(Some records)
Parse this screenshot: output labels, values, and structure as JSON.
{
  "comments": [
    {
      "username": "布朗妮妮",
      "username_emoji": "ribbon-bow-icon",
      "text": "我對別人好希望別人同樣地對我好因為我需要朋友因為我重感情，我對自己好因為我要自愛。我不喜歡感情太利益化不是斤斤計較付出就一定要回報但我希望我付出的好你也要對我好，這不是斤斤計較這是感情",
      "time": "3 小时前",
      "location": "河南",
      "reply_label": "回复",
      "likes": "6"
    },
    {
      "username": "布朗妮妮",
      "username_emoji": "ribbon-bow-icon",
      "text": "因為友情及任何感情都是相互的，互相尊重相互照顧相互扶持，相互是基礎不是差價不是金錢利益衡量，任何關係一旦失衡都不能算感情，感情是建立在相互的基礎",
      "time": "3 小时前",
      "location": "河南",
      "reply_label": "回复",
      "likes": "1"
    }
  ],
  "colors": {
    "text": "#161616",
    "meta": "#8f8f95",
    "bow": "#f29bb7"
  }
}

◆ **GIVEN REQUEST**
Reproduce the material in full, with no word added or dropped.

◆ **COMPLETE OUTPUT**
Parse this screenshot: output labels, values, and structure as JSON.
{
  "comments": [
    {
      "username": "布朗妮妮",
      "username_emoji": "ribbon-bow-icon",
      "text": "我對別人好希望別人同樣地對我好因為我需要朋友因為我重感情，我對自己好因為我要自愛。我不喜歡感情太利益化不是斤斤計較付出就一定要回報但我希望我付出的好你也要對我好，這不是斤斤計較這是感情",
      "time": "3 小时前",
      "location": "河南",
      "reply_label": "回复",
      "likes": "6"
    },
    {
      "username": "布朗妮妮",
      "username_emoji": "ribbon-bow-icon",
      "text": "因為友情及任何感情都是相互的，互相尊重相互照顧相互扶持，相互是基礎不是差價不是金錢利益衡量，任何關係一旦失衡都不能算感情，感情是建立在相互的基礎",
      "time": "3 小时前",
      "location": "河南",
      "reply_label": "回复",
      "likes": "1"
    }
  ],
  "colors": {
    "text": "#161616",
    "meta": "#8f8f95",
    "bow": "#f29bb7"
  }
}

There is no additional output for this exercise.